┌─ Supplied material

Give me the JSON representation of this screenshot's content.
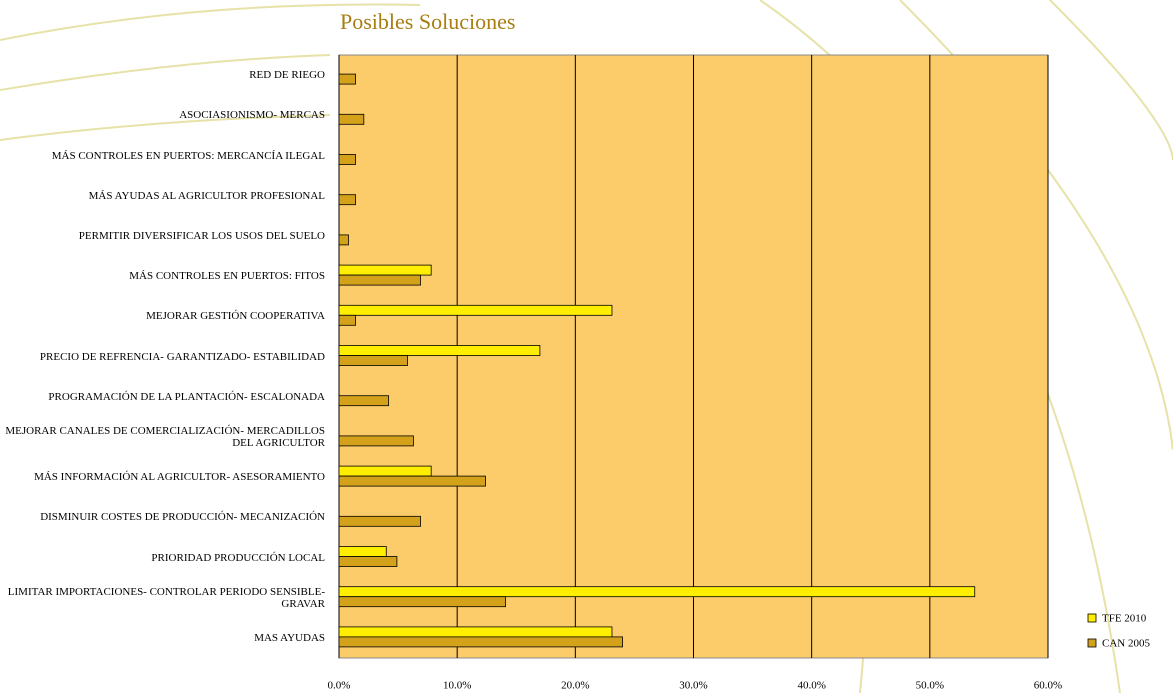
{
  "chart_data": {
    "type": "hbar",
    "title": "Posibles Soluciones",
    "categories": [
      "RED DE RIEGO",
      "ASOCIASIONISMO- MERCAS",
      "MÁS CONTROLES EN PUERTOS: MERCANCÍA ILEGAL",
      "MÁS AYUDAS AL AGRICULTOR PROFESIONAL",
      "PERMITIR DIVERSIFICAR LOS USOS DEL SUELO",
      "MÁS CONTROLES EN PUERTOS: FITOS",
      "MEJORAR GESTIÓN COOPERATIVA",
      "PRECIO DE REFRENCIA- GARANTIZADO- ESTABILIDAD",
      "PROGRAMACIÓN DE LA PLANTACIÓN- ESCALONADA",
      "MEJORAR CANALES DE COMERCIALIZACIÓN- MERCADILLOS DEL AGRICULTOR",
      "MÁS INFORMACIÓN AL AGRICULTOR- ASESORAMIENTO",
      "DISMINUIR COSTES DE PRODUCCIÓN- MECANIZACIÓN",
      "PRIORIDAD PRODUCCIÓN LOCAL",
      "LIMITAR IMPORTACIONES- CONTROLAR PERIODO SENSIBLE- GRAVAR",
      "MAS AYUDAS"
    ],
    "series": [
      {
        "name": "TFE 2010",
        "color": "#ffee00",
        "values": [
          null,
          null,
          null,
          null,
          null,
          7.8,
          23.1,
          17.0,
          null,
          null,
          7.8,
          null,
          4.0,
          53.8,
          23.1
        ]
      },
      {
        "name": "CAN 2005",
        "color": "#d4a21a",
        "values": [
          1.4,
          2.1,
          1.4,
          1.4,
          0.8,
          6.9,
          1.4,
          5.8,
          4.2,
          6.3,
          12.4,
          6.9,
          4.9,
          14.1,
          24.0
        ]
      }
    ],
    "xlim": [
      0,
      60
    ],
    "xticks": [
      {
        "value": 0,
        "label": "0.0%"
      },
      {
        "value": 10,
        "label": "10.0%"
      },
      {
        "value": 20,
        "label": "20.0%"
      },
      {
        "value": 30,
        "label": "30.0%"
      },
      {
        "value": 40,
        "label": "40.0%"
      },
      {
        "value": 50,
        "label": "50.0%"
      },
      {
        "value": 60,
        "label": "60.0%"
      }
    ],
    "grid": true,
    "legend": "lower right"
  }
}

└─
┌─ Supplied material

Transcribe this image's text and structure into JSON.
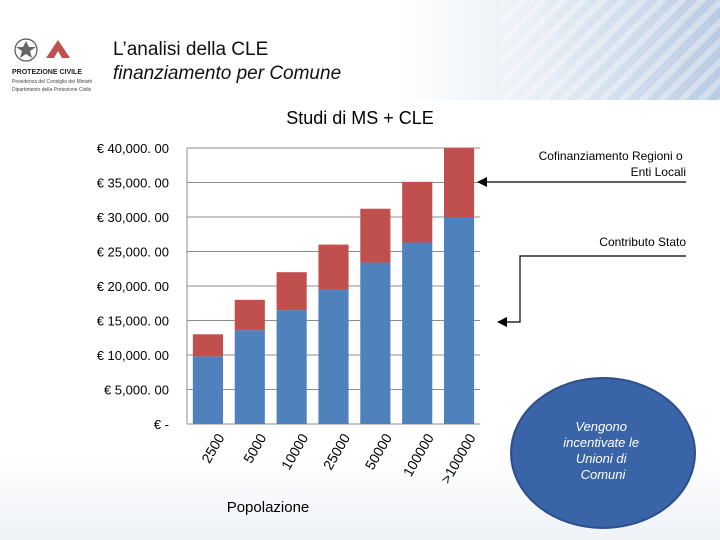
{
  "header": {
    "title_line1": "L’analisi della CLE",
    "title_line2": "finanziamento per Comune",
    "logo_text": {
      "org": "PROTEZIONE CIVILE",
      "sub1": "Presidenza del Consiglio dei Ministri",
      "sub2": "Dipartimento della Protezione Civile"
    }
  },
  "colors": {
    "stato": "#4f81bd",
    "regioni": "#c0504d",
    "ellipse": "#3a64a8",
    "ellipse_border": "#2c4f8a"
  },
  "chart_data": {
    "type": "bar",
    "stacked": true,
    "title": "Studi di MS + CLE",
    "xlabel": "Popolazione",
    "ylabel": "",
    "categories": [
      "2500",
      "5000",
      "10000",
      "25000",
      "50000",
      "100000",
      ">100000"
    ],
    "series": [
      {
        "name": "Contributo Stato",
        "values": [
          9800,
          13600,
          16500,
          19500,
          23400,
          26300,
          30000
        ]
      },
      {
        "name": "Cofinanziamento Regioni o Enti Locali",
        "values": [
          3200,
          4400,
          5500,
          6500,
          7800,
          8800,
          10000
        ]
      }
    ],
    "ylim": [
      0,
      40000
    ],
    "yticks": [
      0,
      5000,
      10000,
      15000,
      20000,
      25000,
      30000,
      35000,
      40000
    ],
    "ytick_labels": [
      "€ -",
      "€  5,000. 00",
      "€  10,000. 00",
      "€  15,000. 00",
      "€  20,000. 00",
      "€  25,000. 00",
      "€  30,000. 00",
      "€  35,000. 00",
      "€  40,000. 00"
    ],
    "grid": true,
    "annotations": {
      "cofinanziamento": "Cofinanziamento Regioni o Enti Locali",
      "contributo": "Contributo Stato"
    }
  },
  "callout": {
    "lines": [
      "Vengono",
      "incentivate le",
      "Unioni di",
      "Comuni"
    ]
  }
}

└─

> _Problem requirements_
Lines holding the word "AYUDAS" in the entries above are the ones to pull out. Copy them all.

> _Response_
      "MÁS AYUDAS AL AGRICULTOR PROFESIONAL",
      "MAS AYUDAS"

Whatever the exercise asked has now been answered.